* [Required task] The data below needs to be returned exactly, line for line.

* [Records for this task]

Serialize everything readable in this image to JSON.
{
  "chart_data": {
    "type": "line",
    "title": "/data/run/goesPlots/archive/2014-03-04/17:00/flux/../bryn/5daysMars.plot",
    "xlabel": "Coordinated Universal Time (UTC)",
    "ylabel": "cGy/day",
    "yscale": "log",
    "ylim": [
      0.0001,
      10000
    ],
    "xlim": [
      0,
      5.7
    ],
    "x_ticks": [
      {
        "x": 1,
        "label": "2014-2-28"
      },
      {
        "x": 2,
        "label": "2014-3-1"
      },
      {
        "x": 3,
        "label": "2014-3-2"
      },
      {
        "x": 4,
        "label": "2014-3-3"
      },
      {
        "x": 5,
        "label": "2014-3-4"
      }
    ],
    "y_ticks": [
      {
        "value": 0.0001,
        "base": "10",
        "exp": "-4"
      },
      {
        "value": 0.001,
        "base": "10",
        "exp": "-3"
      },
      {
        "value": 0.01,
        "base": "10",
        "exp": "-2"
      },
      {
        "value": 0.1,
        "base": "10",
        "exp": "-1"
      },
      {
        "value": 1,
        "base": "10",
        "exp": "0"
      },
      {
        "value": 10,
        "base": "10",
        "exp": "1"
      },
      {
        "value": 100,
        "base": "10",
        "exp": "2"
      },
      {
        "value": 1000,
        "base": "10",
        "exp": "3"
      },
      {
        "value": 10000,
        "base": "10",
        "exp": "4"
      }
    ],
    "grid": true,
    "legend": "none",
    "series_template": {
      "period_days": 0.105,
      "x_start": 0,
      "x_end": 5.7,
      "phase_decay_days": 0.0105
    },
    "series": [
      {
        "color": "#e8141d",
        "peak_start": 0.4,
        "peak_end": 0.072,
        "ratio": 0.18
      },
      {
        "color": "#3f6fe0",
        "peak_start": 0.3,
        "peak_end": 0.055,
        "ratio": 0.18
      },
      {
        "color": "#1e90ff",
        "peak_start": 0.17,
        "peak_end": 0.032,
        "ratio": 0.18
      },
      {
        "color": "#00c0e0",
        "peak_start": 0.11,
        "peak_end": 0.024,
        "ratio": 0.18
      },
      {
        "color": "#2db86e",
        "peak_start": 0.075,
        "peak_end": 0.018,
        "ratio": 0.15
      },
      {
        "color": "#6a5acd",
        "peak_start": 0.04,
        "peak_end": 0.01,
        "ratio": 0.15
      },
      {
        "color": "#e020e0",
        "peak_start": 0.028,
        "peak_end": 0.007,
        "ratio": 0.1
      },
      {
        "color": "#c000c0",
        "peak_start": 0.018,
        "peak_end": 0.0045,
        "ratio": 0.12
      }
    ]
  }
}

* [Answer for this exercise]
Serialize everything readable in this image to JSON.
{
  "chart_data": {
    "type": "line",
    "title": "/data/run/goesPlots/archive/2014-03-04/17:00/flux/../bryn/5daysMars.plot",
    "xlabel": "Coordinated Universal Time (UTC)",
    "ylabel": "cGy/day",
    "yscale": "log",
    "ylim": [
      0.0001,
      10000
    ],
    "xlim": [
      0,
      5.7
    ],
    "x_ticks": [
      {
        "x": 1,
        "label": "2014-2-28"
      },
      {
        "x": 2,
        "label": "2014-3-1"
      },
      {
        "x": 3,
        "label": "2014-3-2"
      },
      {
        "x": 4,
        "label": "2014-3-3"
      },
      {
        "x": 5,
        "label": "2014-3-4"
      }
    ],
    "y_ticks": [
      {
        "value": 0.0001,
        "base": "10",
        "exp": "-4"
      },
      {
        "value": 0.001,
        "base": "10",
        "exp": "-3"
      },
      {
        "value": 0.01,
        "base": "10",
        "exp": "-2"
      },
      {
        "value": 0.1,
        "base": "10",
        "exp": "-1"
      },
      {
        "value": 1,
        "base": "10",
        "exp": "0"
      },
      {
        "value": 10,
        "base": "10",
        "exp": "1"
      },
      {
        "value": 100,
        "base": "10",
        "exp": "2"
      },
      {
        "value": 1000,
        "base": "10",
        "exp": "3"
      },
      {
        "value": 10000,
        "base": "10",
        "exp": "4"
      }
    ],
    "grid": true,
    "legend": "none",
    "series_template": {
      "period_days": 0.105,
      "x_start": 0,
      "x_end": 5.7,
      "phase_decay_days": 0.0105
    },
    "series": [
      {
        "color": "#e8141d",
        "peak_start": 0.4,
        "peak_end": 0.072,
        "ratio": 0.18
      },
      {
        "color": "#3f6fe0",
        "peak_start": 0.3,
        "peak_end": 0.055,
        "ratio": 0.18
      },
      {
        "color": "#1e90ff",
        "peak_start": 0.17,
        "peak_end": 0.032,
        "ratio": 0.18
      },
      {
        "color": "#00c0e0",
        "peak_start": 0.11,
        "peak_end": 0.024,
        "ratio": 0.18
      },
      {
        "color": "#2db86e",
        "peak_start": 0.075,
        "peak_end": 0.018,
        "ratio": 0.15
      },
      {
        "color": "#6a5acd",
        "peak_start": 0.04,
        "peak_end": 0.01,
        "ratio": 0.15
      },
      {
        "color": "#e020e0",
        "peak_start": 0.028,
        "peak_end": 0.007,
        "ratio": 0.1
      },
      {
        "color": "#c000c0",
        "peak_start": 0.018,
        "peak_end": 0.0045,
        "ratio": 0.12
      }
    ]
  }
}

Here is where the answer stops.